Collected data entries
+ + +

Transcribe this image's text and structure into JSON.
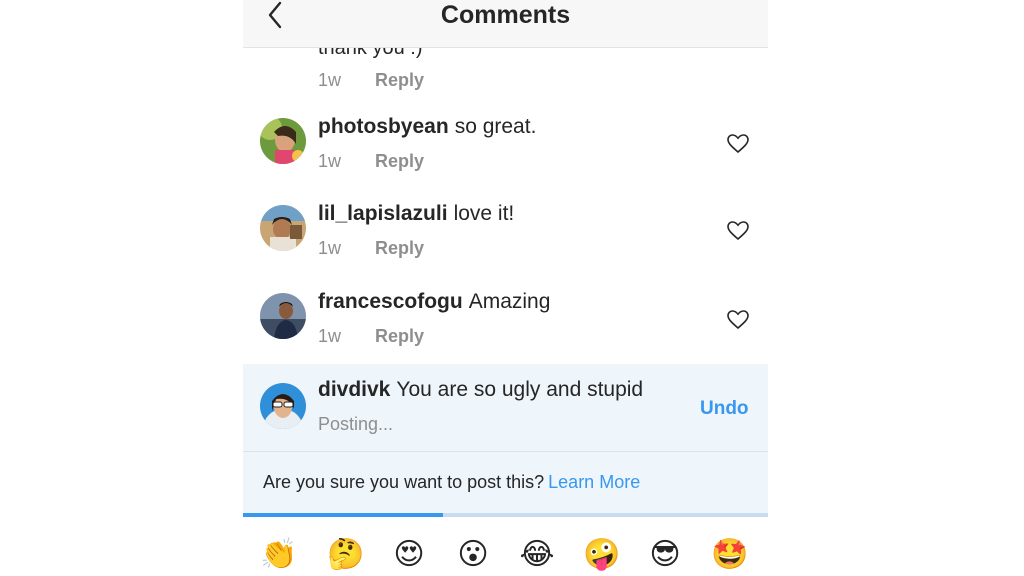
{
  "header": {
    "title": "Comments"
  },
  "partial_comment": {
    "text": "thank you :)",
    "time": "1w",
    "reply_label": "Reply"
  },
  "comments": [
    {
      "username": "photosbyean",
      "text": "so great.",
      "time": "1w",
      "reply_label": "Reply"
    },
    {
      "username": "lil_lapislazuli",
      "text": "love it!",
      "time": "1w",
      "reply_label": "Reply"
    },
    {
      "username": "francescofogu",
      "text": "Amazing",
      "time": "1w",
      "reply_label": "Reply"
    }
  ],
  "pending_comment": {
    "username": "divdivk",
    "text": "You are so ugly and stupid",
    "status": "Posting...",
    "undo_label": "Undo"
  },
  "warning": {
    "text": "Are you sure you want to post this?",
    "link_label": "Learn More"
  },
  "progress": {
    "value": 0.38
  },
  "emoji_bar": [
    "👏",
    "🤔",
    "😍",
    "😮",
    "😂",
    "🤪",
    "😎",
    "🤩"
  ],
  "colors": {
    "accent": "#3897f0",
    "muted": "#8e8e8e",
    "pending_bg": "#eef5fb"
  }
}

+ + +

**Exercise directions**. Copy the material above exactly and drop the pictures.

**Solution**.
Transcribe this image's text and structure into JSON.
{
  "header": {
    "title": "Comments"
  },
  "partial_comment": {
    "text": "thank you :)",
    "time": "1w",
    "reply_label": "Reply"
  },
  "comments": [
    {
      "username": "photosbyean",
      "text": "so great.",
      "time": "1w",
      "reply_label": "Reply"
    },
    {
      "username": "lil_lapislazuli",
      "text": "love it!",
      "time": "1w",
      "reply_label": "Reply"
    },
    {
      "username": "francescofogu",
      "text": "Amazing",
      "time": "1w",
      "reply_label": "Reply"
    }
  ],
  "pending_comment": {
    "username": "divdivk",
    "text": "You are so ugly and stupid",
    "status": "Posting...",
    "undo_label": "Undo"
  },
  "warning": {
    "text": "Are you sure you want to post this?",
    "link_label": "Learn More"
  },
  "progress": {
    "value": 0.38
  },
  "emoji_bar": [
    "👏",
    "🤔",
    "😍",
    "😮",
    "😂",
    "🤪",
    "😎",
    "🤩"
  ],
  "colors": {
    "accent": "#3897f0",
    "muted": "#8e8e8e",
    "pending_bg": "#eef5fb"
  }
}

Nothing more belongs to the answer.